══ ИСХОДНЫЙ ТЕКСТ

В конечном счете, сравнение приводит к более серьезному вопросу: возможна ли настоящая метафизическая поэзия в русском контексте, и для того, чтобы быть обнаруженной (а не переоткрытой), нужны ли для этого такие предшествующие антагонисты, как Мильтон, и такие более поздние посредники, как Элиот и
Гриерсон? Это, короче говоря, тема этой главы. В первой части ее мы кратко обсудим традицию русской медитативной или философской поэзии (поэзия мысли), с оглядкой на то, как Бродский и придерживается, и отходит от этой традиции. Затем мы рассмотрим некоторые биографические и историко-литературные параллели, которые делают Донна и Бродского mutatis mutandis. Далее мы прочтем раннее произведение Бродского, его шедевр «Большая элегия Джону Донну» с поразительным там вмешательством русской элегической традиции. И наконец, мы продемонстрируем, как одна из самых известных Донновских концепций позднего Возрождения – концепция двойных окружностей, преобразована Бродским в его любовной поэзии.

════
══ СТРОКИ НАБОРА ДАННЫХ

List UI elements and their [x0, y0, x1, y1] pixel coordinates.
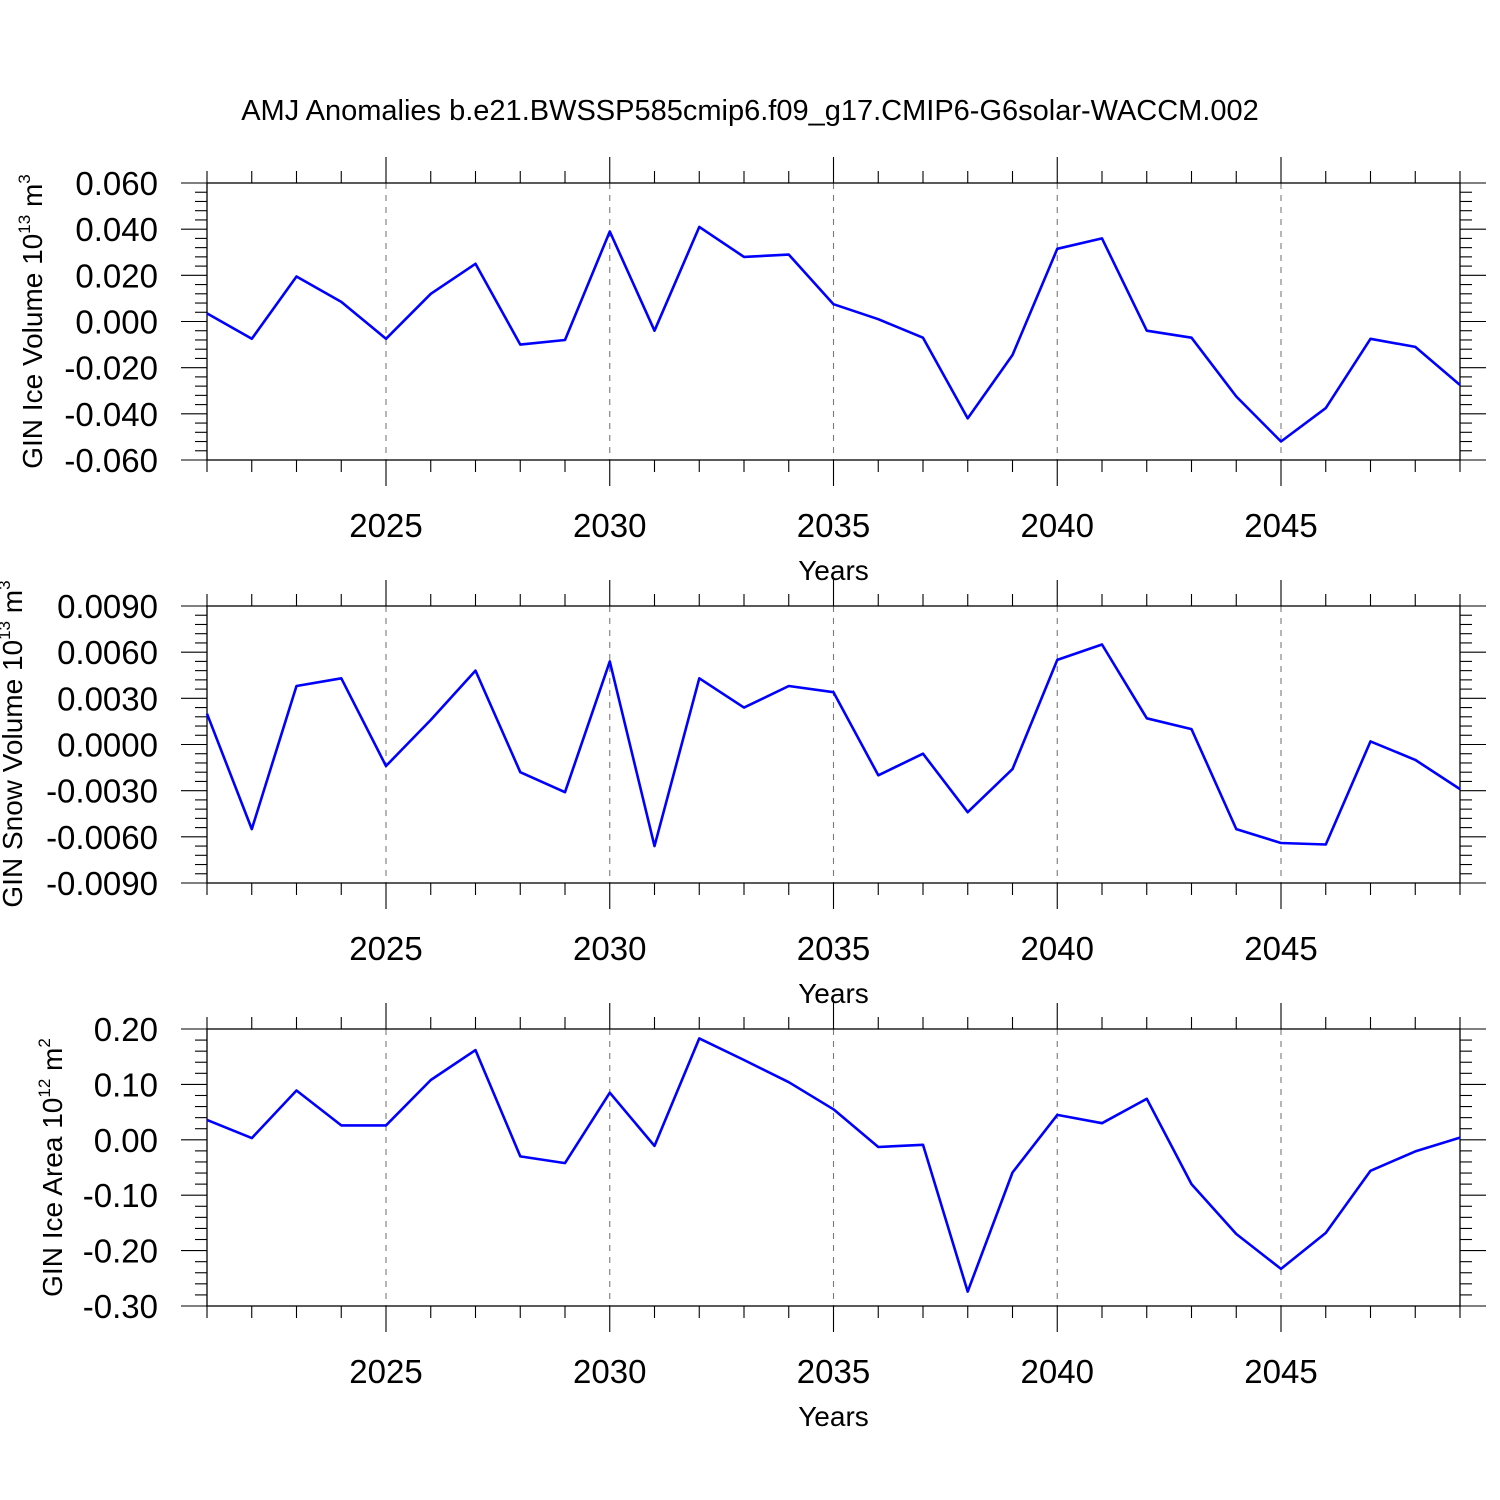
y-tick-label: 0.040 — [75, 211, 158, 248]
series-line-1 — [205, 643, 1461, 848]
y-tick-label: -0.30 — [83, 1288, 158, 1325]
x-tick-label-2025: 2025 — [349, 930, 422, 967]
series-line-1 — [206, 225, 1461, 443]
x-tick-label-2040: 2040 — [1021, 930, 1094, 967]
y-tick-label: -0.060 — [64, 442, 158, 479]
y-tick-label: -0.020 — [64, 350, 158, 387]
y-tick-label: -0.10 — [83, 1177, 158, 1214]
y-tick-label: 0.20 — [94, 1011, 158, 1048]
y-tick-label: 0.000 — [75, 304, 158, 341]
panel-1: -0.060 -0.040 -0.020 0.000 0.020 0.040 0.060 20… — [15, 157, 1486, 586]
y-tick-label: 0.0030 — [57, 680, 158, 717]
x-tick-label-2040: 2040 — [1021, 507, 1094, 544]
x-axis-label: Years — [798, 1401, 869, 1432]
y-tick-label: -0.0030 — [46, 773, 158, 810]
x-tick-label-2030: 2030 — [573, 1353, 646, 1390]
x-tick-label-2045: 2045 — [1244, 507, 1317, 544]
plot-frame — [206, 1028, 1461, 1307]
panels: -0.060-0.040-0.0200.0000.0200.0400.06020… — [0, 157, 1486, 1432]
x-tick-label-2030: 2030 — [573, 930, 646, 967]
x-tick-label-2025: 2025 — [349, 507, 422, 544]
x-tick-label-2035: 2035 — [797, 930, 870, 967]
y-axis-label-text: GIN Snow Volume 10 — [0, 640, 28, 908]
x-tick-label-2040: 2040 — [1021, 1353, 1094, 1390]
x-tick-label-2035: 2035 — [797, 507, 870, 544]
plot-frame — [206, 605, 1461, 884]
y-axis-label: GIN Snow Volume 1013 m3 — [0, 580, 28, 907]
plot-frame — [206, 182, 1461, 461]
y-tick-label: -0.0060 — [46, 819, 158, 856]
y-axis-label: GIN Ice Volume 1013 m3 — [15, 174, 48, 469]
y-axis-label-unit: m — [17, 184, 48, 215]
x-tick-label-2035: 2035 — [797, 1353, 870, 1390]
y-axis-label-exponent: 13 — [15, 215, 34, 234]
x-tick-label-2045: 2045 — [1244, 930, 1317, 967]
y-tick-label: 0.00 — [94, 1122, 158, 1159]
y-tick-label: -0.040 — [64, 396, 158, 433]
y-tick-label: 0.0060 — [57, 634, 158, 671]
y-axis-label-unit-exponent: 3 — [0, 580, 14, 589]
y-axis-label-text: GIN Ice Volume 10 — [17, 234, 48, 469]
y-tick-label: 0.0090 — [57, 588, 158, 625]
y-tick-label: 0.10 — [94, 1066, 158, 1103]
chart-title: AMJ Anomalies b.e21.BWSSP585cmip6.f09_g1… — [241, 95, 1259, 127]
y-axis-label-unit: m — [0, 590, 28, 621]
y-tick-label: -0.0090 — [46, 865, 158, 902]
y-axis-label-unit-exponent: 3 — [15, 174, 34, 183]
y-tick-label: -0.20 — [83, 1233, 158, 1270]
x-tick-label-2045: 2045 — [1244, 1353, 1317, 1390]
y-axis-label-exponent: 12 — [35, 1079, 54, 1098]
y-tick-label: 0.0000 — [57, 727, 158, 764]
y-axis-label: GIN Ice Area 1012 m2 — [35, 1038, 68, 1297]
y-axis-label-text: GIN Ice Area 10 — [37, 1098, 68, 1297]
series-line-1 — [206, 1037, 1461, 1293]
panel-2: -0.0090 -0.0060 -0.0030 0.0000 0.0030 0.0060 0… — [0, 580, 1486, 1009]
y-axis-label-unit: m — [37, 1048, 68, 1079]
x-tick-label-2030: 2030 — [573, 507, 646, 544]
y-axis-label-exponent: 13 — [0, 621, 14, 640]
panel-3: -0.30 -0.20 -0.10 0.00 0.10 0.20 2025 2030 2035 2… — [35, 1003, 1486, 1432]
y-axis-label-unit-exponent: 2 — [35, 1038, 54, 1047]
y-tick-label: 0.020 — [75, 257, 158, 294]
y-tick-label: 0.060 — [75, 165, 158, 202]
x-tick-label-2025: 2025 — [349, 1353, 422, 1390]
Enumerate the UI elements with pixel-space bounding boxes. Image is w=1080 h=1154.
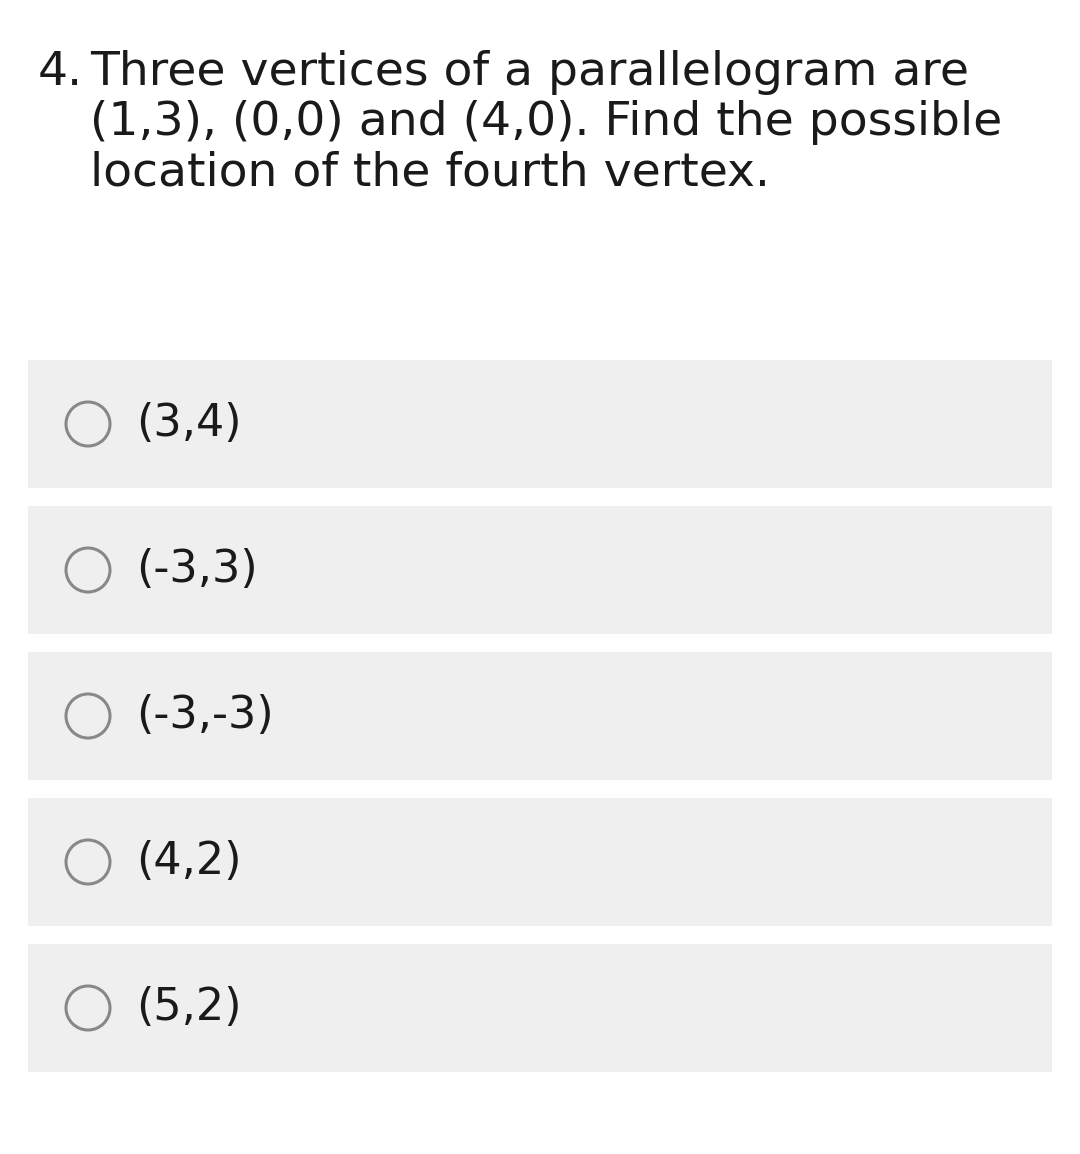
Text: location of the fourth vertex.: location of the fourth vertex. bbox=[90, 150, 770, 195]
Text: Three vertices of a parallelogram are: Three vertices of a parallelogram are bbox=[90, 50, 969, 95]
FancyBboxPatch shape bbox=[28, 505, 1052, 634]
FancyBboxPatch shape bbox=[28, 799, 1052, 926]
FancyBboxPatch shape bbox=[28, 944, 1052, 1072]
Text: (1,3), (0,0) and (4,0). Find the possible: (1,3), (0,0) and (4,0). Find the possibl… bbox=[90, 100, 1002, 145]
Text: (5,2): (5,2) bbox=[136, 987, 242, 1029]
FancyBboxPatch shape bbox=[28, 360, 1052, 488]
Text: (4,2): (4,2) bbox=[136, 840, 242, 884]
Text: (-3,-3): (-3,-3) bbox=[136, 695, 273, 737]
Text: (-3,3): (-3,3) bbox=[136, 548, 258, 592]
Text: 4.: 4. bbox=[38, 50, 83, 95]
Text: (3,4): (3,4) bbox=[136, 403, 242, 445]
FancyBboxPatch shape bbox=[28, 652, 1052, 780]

════

ЗАДАНИЯ И УПРАЖНЕНИЯ:
- A) Перечислите всех людей, названных по фамилии в отрывке о Бродском и Донне.
- B) Ответьте на вопросы по отрывку о Бродском и Донне:
(i) Кто назван в отрывке более поздними посредниками?
(ii) Какое произведение Бродского отрывок называет его шедевром?
(iii) Какую концепцию Донна, по словам отрывка, Бродский преобразовал в своей любовной поэзии?

ОТВЕТЫ К ЗАДАНИЯМ:
- A) Мильтон, Элиот, Гриерсон, Бродский, Донн.

- B)
(i) Элиот и Гриерсон.
(ii) «Большая элегия Джону Донну».
(iii) Концепцию двойных окружностей.